WRITTEN INSTRUCTION. Find every line containing the word "answers" in the records below; report only how many there are.

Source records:
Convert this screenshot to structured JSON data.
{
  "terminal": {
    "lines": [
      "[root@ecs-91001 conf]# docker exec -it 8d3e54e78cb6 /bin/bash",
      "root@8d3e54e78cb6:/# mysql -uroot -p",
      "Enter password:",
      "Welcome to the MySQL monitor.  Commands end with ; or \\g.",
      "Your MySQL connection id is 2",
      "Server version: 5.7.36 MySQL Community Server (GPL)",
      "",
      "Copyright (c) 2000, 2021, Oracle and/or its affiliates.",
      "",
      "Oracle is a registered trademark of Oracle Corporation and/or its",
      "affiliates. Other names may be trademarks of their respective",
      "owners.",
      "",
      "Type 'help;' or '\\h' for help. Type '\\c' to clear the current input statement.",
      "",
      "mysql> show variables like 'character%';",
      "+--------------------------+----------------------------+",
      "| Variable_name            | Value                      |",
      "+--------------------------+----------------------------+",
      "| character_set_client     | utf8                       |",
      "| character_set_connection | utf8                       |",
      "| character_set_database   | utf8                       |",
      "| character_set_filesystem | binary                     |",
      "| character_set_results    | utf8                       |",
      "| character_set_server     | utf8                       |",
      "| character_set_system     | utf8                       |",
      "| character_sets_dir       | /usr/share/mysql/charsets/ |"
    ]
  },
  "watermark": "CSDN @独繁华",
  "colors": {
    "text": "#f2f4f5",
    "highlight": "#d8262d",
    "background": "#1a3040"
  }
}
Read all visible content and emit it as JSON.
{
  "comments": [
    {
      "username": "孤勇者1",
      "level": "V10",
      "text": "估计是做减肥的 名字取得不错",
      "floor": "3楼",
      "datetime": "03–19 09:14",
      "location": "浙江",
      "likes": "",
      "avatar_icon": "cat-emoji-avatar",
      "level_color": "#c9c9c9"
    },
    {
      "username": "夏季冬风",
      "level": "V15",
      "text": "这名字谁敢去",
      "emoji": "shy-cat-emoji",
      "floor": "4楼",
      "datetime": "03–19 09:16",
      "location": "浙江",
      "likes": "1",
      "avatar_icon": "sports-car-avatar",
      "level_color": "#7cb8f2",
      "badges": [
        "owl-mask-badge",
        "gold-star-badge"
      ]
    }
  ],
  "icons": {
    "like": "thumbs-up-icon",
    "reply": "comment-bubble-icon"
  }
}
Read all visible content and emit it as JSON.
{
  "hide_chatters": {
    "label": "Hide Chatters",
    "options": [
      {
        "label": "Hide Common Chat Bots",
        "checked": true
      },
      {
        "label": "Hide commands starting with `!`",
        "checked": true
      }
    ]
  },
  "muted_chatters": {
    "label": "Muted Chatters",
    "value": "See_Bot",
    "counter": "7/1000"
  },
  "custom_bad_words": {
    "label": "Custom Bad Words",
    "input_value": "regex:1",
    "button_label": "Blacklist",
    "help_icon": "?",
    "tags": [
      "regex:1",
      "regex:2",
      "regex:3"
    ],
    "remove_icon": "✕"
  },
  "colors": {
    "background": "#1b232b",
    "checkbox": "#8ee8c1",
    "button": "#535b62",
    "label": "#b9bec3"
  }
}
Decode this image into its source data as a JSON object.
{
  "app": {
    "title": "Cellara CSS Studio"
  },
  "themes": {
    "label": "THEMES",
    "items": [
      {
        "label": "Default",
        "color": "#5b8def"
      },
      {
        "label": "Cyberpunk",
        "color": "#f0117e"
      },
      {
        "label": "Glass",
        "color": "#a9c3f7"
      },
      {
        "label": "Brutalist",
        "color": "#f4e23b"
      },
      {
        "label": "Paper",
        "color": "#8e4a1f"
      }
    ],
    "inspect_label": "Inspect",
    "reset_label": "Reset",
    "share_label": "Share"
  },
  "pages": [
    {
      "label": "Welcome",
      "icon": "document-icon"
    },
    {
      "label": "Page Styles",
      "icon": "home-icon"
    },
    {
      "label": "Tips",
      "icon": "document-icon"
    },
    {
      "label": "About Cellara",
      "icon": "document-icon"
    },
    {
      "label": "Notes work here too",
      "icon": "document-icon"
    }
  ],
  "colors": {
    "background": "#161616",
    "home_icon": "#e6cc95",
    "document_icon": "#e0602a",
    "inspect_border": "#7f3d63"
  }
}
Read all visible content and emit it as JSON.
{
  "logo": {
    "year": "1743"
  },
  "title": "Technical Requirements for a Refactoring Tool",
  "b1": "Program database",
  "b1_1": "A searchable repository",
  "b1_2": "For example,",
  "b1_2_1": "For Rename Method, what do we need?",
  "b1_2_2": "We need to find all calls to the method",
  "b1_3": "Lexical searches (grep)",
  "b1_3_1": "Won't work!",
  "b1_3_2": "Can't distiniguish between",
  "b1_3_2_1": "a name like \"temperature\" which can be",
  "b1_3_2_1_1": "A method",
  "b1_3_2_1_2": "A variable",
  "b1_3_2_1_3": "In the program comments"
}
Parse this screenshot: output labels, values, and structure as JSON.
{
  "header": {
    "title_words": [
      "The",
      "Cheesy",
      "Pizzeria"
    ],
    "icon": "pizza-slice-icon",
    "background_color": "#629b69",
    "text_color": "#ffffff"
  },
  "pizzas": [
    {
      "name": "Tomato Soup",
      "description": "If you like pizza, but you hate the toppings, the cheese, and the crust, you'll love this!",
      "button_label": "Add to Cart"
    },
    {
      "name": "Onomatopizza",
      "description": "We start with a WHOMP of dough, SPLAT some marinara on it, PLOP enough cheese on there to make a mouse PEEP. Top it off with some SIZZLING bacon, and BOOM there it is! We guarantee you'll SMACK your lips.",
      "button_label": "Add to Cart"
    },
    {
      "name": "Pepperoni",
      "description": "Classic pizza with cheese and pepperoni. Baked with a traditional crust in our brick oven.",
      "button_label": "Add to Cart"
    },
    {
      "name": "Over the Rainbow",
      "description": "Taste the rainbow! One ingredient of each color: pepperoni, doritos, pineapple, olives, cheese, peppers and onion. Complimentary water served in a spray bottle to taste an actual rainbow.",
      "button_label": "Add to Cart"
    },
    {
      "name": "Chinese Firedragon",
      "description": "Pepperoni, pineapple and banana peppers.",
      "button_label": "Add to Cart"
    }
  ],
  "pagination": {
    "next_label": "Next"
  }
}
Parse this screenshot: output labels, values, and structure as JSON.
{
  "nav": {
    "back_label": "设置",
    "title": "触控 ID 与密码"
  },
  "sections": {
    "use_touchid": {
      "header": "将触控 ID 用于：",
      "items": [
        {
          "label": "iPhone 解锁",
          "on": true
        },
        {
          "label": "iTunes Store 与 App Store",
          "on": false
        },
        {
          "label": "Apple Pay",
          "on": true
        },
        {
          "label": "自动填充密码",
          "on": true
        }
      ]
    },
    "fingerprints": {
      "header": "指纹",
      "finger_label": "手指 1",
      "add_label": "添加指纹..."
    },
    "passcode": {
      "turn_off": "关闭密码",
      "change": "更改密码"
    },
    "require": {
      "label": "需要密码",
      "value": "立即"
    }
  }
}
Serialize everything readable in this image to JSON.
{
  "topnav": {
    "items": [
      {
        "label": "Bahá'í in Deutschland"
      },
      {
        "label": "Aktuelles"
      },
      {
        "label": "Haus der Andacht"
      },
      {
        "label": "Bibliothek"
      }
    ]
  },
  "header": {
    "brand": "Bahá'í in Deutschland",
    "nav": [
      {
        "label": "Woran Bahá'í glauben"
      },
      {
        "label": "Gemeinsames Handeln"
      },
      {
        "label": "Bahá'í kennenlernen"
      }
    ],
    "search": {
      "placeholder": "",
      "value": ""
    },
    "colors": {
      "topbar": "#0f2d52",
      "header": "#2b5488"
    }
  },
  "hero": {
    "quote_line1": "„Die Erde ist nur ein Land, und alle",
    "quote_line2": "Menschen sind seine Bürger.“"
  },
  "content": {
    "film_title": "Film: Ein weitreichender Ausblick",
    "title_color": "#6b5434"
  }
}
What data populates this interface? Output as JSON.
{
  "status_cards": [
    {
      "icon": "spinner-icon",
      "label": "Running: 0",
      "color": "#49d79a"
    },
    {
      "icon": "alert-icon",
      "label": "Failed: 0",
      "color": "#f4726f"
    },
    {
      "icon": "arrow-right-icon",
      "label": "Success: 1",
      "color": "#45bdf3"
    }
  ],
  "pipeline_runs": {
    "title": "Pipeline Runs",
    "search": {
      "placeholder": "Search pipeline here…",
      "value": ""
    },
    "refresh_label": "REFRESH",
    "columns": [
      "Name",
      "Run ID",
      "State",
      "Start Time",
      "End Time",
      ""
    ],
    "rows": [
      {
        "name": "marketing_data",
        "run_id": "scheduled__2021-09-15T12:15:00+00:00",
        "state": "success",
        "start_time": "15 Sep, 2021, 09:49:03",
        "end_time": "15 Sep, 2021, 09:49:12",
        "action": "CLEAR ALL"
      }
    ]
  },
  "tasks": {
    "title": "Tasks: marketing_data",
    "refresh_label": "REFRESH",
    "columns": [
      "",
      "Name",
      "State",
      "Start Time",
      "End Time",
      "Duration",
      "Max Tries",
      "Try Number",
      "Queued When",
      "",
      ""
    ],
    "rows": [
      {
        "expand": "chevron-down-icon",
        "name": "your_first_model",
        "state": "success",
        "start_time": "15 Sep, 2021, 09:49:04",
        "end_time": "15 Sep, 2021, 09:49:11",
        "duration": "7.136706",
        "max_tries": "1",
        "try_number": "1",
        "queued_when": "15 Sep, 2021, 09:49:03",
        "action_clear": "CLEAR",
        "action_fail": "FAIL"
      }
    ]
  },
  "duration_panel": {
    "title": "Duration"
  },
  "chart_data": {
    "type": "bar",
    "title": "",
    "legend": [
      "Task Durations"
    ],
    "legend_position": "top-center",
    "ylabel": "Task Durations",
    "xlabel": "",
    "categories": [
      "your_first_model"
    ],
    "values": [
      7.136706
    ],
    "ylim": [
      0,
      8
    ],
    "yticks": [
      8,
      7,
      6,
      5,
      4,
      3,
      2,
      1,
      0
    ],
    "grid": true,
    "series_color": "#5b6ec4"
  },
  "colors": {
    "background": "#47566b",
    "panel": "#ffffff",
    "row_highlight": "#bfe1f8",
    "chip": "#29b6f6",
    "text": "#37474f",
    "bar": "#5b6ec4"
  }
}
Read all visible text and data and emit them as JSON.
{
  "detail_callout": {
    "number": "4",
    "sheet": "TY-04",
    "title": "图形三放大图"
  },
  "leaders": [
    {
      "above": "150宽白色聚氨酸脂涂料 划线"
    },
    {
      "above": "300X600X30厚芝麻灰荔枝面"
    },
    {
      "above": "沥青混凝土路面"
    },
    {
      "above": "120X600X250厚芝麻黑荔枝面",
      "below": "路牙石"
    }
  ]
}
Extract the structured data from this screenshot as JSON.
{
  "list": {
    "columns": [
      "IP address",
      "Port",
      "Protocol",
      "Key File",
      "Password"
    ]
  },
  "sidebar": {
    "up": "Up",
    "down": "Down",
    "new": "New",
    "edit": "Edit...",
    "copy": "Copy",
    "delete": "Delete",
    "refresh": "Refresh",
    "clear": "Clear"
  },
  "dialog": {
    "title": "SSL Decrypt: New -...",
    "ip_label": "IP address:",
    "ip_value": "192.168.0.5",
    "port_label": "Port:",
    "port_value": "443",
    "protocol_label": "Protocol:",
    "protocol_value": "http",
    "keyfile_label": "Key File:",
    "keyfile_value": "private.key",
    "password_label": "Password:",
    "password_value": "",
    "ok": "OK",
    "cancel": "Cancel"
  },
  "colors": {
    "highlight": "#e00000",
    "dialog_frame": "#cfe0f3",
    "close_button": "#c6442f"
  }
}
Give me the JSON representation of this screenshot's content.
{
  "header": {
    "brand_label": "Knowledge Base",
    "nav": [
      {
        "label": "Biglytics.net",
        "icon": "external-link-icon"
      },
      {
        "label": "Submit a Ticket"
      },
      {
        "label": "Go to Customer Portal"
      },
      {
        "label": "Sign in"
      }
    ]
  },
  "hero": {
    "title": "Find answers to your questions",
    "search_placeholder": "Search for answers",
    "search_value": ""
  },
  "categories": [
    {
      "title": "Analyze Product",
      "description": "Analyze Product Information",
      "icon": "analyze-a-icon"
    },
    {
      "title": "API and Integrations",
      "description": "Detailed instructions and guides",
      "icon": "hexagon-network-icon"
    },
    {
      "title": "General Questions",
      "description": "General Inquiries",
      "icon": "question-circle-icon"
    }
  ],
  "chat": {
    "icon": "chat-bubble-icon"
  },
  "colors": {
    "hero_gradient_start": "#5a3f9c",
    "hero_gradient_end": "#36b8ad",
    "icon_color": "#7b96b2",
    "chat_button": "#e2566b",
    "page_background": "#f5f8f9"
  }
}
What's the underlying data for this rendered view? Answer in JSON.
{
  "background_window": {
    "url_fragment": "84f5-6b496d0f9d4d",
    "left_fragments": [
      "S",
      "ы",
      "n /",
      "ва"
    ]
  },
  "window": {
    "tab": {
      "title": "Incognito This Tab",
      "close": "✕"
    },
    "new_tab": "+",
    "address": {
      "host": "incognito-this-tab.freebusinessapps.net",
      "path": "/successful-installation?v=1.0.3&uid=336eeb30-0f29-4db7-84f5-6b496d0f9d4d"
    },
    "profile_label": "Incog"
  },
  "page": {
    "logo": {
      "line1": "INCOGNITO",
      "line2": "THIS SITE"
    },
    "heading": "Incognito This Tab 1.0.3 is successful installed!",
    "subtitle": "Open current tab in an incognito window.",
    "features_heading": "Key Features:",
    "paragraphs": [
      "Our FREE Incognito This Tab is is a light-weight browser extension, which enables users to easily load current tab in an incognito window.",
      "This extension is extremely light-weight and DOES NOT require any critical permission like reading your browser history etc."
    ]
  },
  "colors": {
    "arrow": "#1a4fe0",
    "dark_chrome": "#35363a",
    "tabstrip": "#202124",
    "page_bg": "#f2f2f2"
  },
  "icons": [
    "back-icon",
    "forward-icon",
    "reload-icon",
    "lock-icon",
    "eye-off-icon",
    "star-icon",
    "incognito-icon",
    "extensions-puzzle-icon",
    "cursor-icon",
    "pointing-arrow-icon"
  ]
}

FULL OUTPUT. 2